Gather up every line that includes the string "series".

-=-=-

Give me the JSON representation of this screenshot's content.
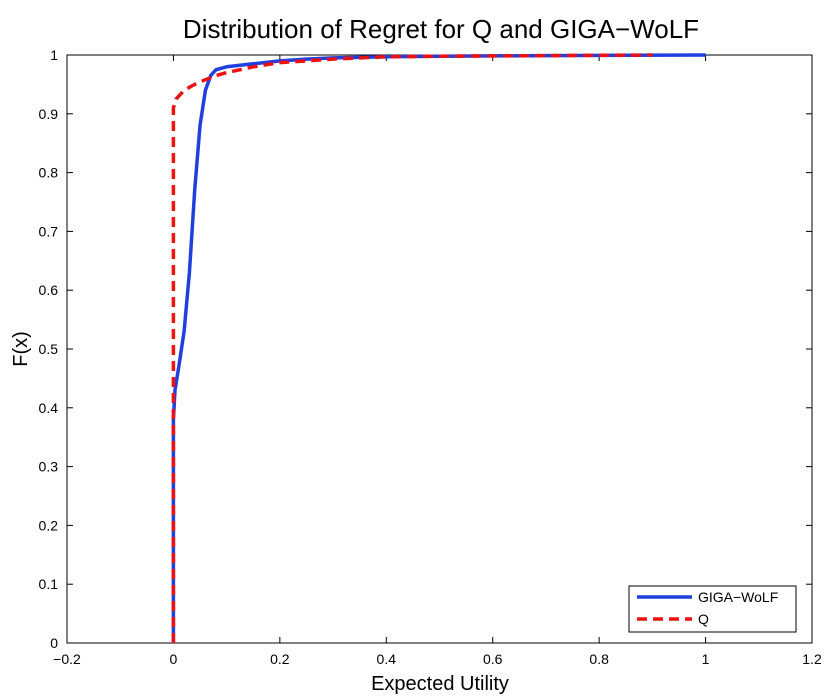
{
  "chart_data": {
    "type": "line",
    "title": "Distribution of Regret for Q and GIGA−WoLF",
    "xlabel": "Expected Utility",
    "ylabel": "F(x)",
    "xlim": [
      -0.2,
      1.2
    ],
    "ylim": [
      0,
      1
    ],
    "x_ticks": [
      -0.2,
      0,
      0.2,
      0.4,
      0.6,
      0.8,
      1,
      1.2
    ],
    "x_tick_labels": [
      "−0.2",
      "0",
      "0.2",
      "0.4",
      "0.6",
      "0.8",
      "1",
      "1.2"
    ],
    "y_ticks": [
      0,
      0.1,
      0.2,
      0.3,
      0.4,
      0.5,
      0.6,
      0.7,
      0.8,
      0.9,
      1
    ],
    "y_tick_labels": [
      "0",
      "0.1",
      "0.2",
      "0.3",
      "0.4",
      "0.5",
      "0.6",
      "0.7",
      "0.8",
      "0.9",
      "1"
    ],
    "grid": false,
    "legend_position": "bottom-right",
    "series": [
      {
        "name": "GIGA−WoLF",
        "color": "#1f3fe0",
        "style": "solid",
        "x": [
          0,
          0,
          0.003,
          0.01,
          0.02,
          0.03,
          0.04,
          0.05,
          0.06,
          0.07,
          0.08,
          0.1,
          0.15,
          0.2,
          0.25,
          0.3,
          0.4,
          0.5,
          0.7,
          1
        ],
        "y": [
          0,
          0.38,
          0.43,
          0.47,
          0.53,
          0.63,
          0.77,
          0.88,
          0.94,
          0.965,
          0.975,
          0.98,
          0.985,
          0.99,
          0.993,
          0.995,
          0.997,
          0.998,
          0.999,
          1
        ]
      },
      {
        "name": "Q",
        "color": "#ee1111",
        "style": "dashed",
        "x": [
          0,
          0,
          0,
          0.005,
          0.02,
          0.04,
          0.06,
          0.08,
          0.1,
          0.15,
          0.2,
          0.25,
          0.3,
          0.4,
          0.5,
          0.7,
          0.9
        ],
        "y": [
          0,
          0.45,
          0.91,
          0.925,
          0.94,
          0.95,
          0.958,
          0.965,
          0.97,
          0.98,
          0.987,
          0.99,
          0.993,
          0.997,
          0.998,
          0.999,
          1
        ]
      }
    ]
  }
}
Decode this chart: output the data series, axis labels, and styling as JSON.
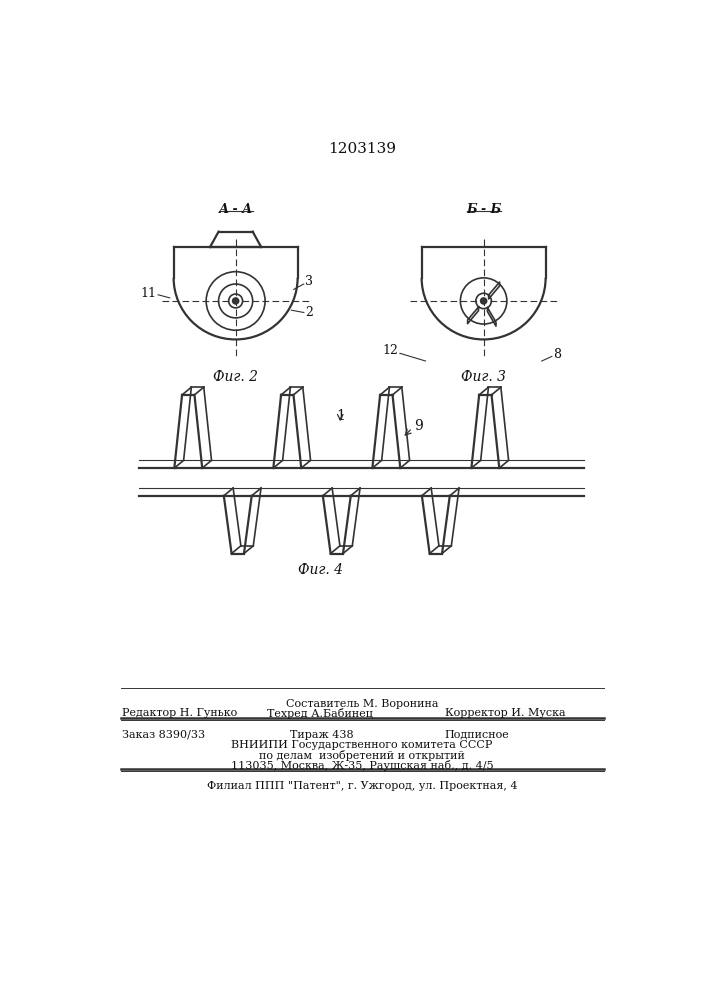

-=-=-

§ The solution
    "series": [
Decode this chart: output the data series, axis labels, and styling as JSON.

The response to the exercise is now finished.